WRITTEN PROBLEM
Quote every line below exactly and skip any picture.

· · · · ·

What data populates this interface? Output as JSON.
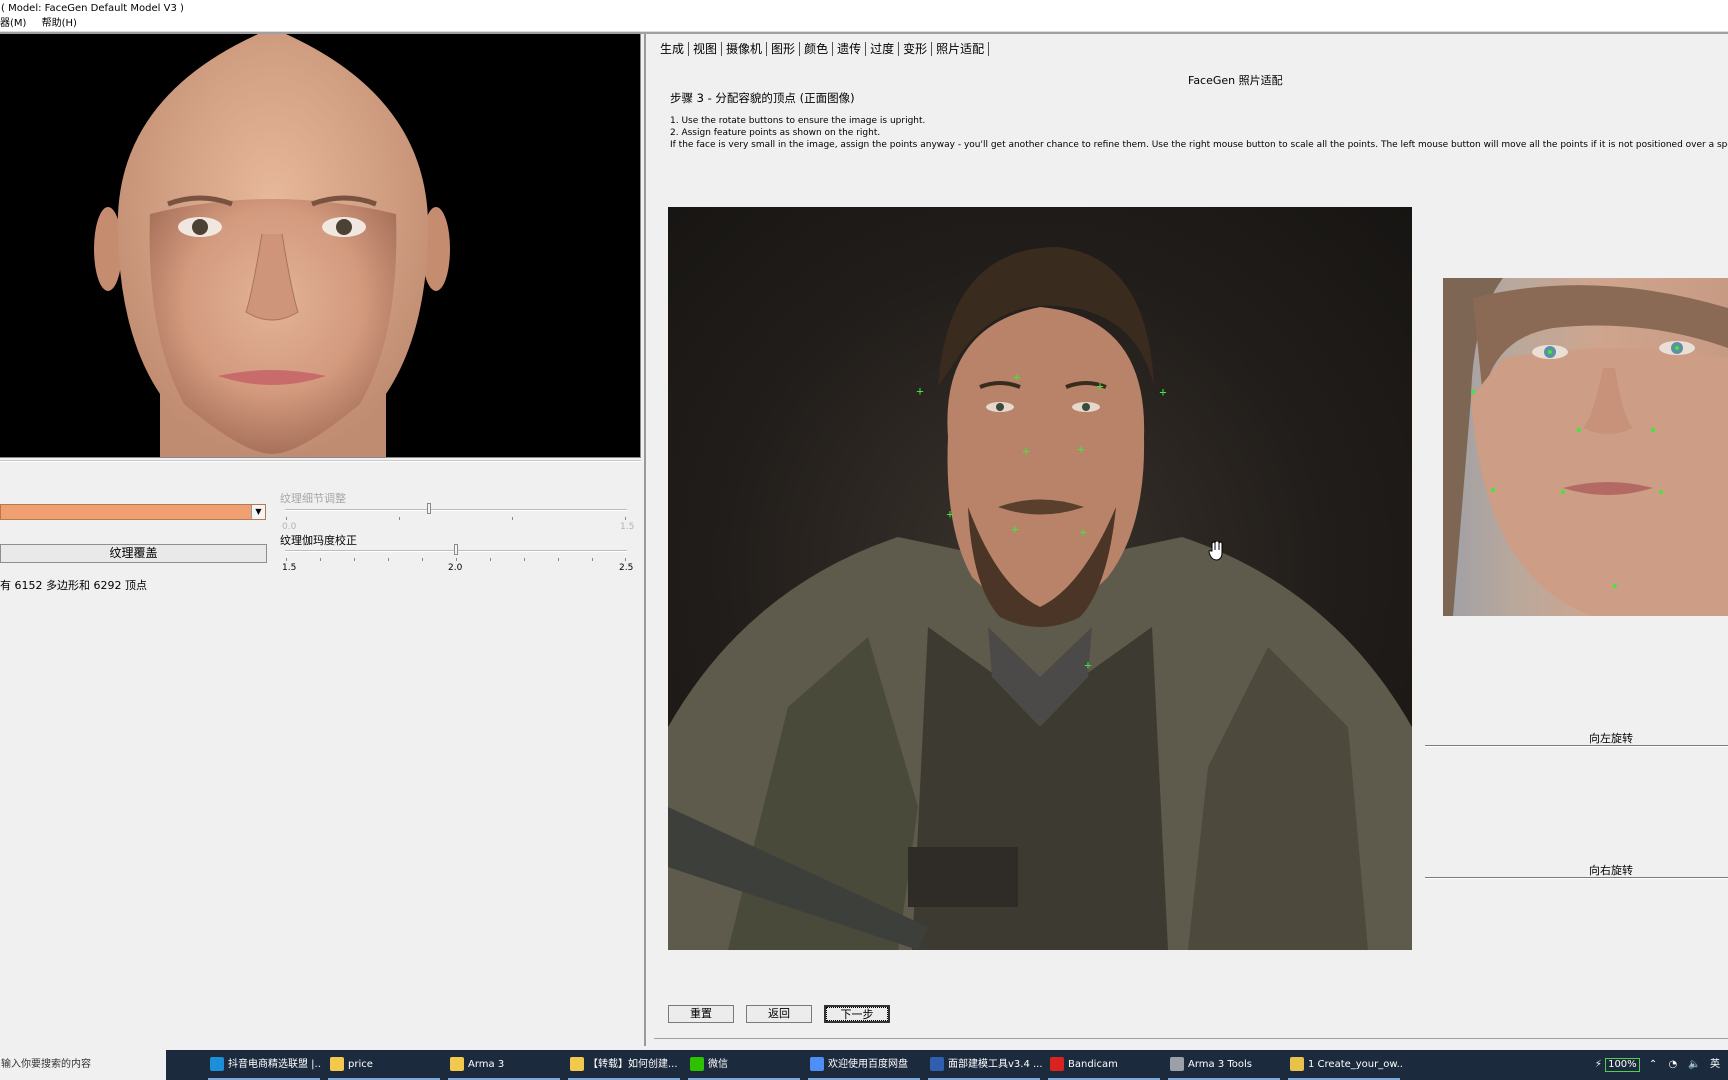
{
  "window": {
    "title": "( Model: FaceGen Default Model V3 )",
    "menu": [
      "器(M)",
      "帮助(H)"
    ]
  },
  "left": {
    "texture_button": "纹理覆盖",
    "poly_info": "有 6152 多边形和 6292 顶点",
    "slider1": {
      "label": "纹理细节调整",
      "min": "0.0",
      "max": "1.5",
      "enabled": false,
      "value_fraction": 0.42
    },
    "slider2": {
      "label": "纹理伽玛度校正",
      "min": "1.5",
      "mid": "2.0",
      "max": "2.5",
      "enabled": true,
      "value": 2.0
    }
  },
  "right": {
    "tabs": [
      "生成",
      "视图",
      "摄像机",
      "图形",
      "颜色",
      "遗传",
      "过度",
      "变形",
      "照片适配"
    ],
    "active_tab": "照片适配",
    "panel_title": "FaceGen 照片适配",
    "step_title": "步骤 3 - 分配容貌的顶点 (正面图像)",
    "instructions": [
      "1. Use the rotate buttons to ensure the image is upright.",
      "2. Assign feature points as shown on the right.",
      "If the face is very small in the image, assign the points anyway - you'll get another chance to refine them. Use the right mouse button to scale all the points. The left mouse button will move all the points if it is not positioned over a specific point."
    ],
    "rotate_left": "向左旋转",
    "rotate_right": "向右旋转",
    "buttons": {
      "reset": "重置",
      "back": "返回",
      "next": "下一步"
    }
  },
  "taskbar": {
    "search_placeholder": "输入你要搜索的内容",
    "items": [
      {
        "label": "抖音电商精选联盟 |...",
        "icon": "edge-icon",
        "color": "#1b8fd8"
      },
      {
        "label": "price",
        "icon": "folder-icon",
        "color": "#f2c94c"
      },
      {
        "label": "Arma 3",
        "icon": "folder-icon",
        "color": "#f2c94c"
      },
      {
        "label": "【转载】如何创建...",
        "icon": "folder-icon",
        "color": "#f2c94c"
      },
      {
        "label": "微信",
        "icon": "wechat-icon",
        "color": "#2dc100"
      },
      {
        "label": "欢迎使用百度网盘",
        "icon": "baidu-netdisk-icon",
        "color": "#4e8ef7"
      },
      {
        "label": "面部建模工具v3.4 ...",
        "icon": "facegen-icon",
        "color": "#2f5fae"
      },
      {
        "label": "Bandicam",
        "icon": "record-icon",
        "color": "#d8231f"
      },
      {
        "label": "Arma 3 Tools",
        "icon": "arma-tools-icon",
        "color": "#9aa0a8"
      },
      {
        "label": "1 Create_your_ow...",
        "icon": "document-icon",
        "color": "#e8c24a"
      }
    ],
    "battery": "100%",
    "ime": "英"
  }
}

· · · · ·

EXPECTED ANSWER
What data populates this interface? Output as JSON.
{
  "window": {
    "title": "( Model: FaceGen Default Model V3 )",
    "menu": [
      "器(M)",
      "帮助(H)"
    ]
  },
  "left": {
    "texture_button": "纹理覆盖",
    "poly_info": "有 6152 多边形和 6292 顶点",
    "slider1": {
      "label": "纹理细节调整",
      "min": "0.0",
      "max": "1.5",
      "enabled": false,
      "value_fraction": 0.42
    },
    "slider2": {
      "label": "纹理伽玛度校正",
      "min": "1.5",
      "mid": "2.0",
      "max": "2.5",
      "enabled": true,
      "value": 2.0
    }
  },
  "right": {
    "tabs": [
      "生成",
      "视图",
      "摄像机",
      "图形",
      "颜色",
      "遗传",
      "过度",
      "变形",
      "照片适配"
    ],
    "active_tab": "照片适配",
    "panel_title": "FaceGen 照片适配",
    "step_title": "步骤 3 - 分配容貌的顶点 (正面图像)",
    "instructions": [
      "1. Use the rotate buttons to ensure the image is upright.",
      "2. Assign feature points as shown on the right.",
      "If the face is very small in the image, assign the points anyway - you'll get another chance to refine them. Use the right mouse button to scale all the points. The left mouse button will move all the points if it is not positioned over a specific point."
    ],
    "rotate_left": "向左旋转",
    "rotate_right": "向右旋转",
    "buttons": {
      "reset": "重置",
      "back": "返回",
      "next": "下一步"
    }
  },
  "taskbar": {
    "search_placeholder": "输入你要搜索的内容",
    "items": [
      {
        "label": "抖音电商精选联盟 |...",
        "icon": "edge-icon",
        "color": "#1b8fd8"
      },
      {
        "label": "price",
        "icon": "folder-icon",
        "color": "#f2c94c"
      },
      {
        "label": "Arma 3",
        "icon": "folder-icon",
        "color": "#f2c94c"
      },
      {
        "label": "【转载】如何创建...",
        "icon": "folder-icon",
        "color": "#f2c94c"
      },
      {
        "label": "微信",
        "icon": "wechat-icon",
        "color": "#2dc100"
      },
      {
        "label": "欢迎使用百度网盘",
        "icon": "baidu-netdisk-icon",
        "color": "#4e8ef7"
      },
      {
        "label": "面部建模工具v3.4 ...",
        "icon": "facegen-icon",
        "color": "#2f5fae"
      },
      {
        "label": "Bandicam",
        "icon": "record-icon",
        "color": "#d8231f"
      },
      {
        "label": "Arma 3 Tools",
        "icon": "arma-tools-icon",
        "color": "#9aa0a8"
      },
      {
        "label": "1 Create_your_ow...",
        "icon": "document-icon",
        "color": "#e8c24a"
      }
    ],
    "battery": "100%",
    "ime": "英"
  }
}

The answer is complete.